#### Consegna
Cita parola per parola un passo del brano sulle tesi di laurea consegnate d'estate: parti dalle parole che contengono "Al contrario, quel" e fermati dopo "che sia disorganizzato.".

#### Brano scelto
Naturalmente, a volte, è davvero colpa sua. Mi vengono in mente ancora i miei studenti. Per esempio quelli che devono consegnare la tesi la prima settimana di settembre e, avendo concordato con me l’argomento e i metodi mesi prima, si accorgono a metà agosto che non hanno ancora scritto nulla. Pagano questa disorganizzazione loro mettendosi ansiosamente a scrivere mentre sono al mare. Tutti gli anni, alcuni mi mandano i capitoli il giorno esatto di Ferragosto. Forse immaginano che il fatto che lavorino in quel giorno mi commuova e io mi metta subito a leggere il loro materiale. Scrivono “la prego di trasmettermi presto le sue indicazioni perché mi devo laureare a settembre”.

Al contrario, quel giorno evito di leggerlo. A dire il vero, lo evito per una decina di giorni. Non è solo per difendere il mio work-life balance. È anche una questione di onore. Non voglio che un estraneo, vedendomi lavorare in vacanza, prendendo appunti su strani documenti pieni di numeri e tabelle, quando dovrei essere in spiaggia o ad affrontare un percorso di montagna, pensi che sia disorganizzato.

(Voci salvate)
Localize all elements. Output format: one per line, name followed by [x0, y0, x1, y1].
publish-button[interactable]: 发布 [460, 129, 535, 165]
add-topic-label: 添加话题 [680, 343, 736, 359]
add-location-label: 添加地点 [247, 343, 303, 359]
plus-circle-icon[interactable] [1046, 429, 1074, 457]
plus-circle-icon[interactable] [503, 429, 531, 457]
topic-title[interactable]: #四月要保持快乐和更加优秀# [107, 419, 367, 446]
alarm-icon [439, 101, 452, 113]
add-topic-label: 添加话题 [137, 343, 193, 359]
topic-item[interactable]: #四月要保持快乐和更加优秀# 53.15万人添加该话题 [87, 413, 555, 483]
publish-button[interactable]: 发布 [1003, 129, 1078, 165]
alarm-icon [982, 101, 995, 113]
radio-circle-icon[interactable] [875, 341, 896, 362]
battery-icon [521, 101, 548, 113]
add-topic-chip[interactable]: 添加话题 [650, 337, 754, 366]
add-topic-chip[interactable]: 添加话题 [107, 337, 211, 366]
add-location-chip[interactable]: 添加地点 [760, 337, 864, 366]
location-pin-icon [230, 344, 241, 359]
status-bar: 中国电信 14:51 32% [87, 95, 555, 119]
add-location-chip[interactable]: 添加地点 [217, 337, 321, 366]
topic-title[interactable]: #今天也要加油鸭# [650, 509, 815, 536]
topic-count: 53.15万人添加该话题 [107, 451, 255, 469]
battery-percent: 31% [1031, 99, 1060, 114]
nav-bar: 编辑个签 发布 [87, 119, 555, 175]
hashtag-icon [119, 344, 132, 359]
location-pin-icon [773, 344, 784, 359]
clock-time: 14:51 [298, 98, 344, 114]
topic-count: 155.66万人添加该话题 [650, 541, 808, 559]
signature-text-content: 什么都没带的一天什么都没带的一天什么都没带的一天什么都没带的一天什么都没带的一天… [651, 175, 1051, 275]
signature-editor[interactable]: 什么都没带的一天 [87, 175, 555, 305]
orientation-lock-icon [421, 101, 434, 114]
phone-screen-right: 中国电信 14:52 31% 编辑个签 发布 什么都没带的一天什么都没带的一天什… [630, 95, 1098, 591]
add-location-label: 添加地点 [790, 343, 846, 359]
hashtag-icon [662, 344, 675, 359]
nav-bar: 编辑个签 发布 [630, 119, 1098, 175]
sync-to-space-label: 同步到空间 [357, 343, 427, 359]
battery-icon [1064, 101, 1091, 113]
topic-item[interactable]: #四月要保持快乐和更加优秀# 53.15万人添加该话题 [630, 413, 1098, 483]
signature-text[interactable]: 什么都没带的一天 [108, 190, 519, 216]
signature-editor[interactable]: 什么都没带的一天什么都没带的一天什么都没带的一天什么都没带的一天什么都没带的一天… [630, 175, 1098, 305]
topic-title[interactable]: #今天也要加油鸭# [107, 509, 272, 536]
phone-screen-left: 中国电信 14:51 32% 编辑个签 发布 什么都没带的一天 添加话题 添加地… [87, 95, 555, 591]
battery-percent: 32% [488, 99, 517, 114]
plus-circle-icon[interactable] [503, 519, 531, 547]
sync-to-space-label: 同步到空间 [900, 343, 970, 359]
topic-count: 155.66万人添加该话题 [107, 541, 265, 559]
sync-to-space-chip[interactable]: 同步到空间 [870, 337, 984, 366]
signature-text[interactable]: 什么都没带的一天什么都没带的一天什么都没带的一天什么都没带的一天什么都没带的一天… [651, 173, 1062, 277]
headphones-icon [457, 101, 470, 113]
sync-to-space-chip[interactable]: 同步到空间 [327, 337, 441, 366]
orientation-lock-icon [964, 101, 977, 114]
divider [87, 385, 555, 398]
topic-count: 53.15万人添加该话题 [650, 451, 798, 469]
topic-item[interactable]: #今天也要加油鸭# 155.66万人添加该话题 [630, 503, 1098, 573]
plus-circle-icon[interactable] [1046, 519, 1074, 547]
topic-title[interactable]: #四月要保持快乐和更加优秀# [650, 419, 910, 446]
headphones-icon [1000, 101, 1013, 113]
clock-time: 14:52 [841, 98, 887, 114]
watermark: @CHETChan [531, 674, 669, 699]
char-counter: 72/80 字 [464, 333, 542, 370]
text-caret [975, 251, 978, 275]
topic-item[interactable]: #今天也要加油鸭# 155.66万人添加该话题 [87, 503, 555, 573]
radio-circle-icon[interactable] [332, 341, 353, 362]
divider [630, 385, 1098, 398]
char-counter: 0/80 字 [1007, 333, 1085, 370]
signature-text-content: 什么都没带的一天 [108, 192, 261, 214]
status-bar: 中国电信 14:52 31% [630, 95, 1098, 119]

#### Risultato
Al contrario, quel giorno evito di leggerlo. A dire il vero, lo evito per una decina di giorni. Non è solo per difendere il mio work-life balance. È anche una questione di onore. Non voglio che un estraneo, vedendomi lavorare in vacanza, prendendo appunti su strani documenti pieni di numeri e tabelle, quando dovrei essere in spiaggia o ad affrontare un percorso di montagna, pensi che sia disorganizzato.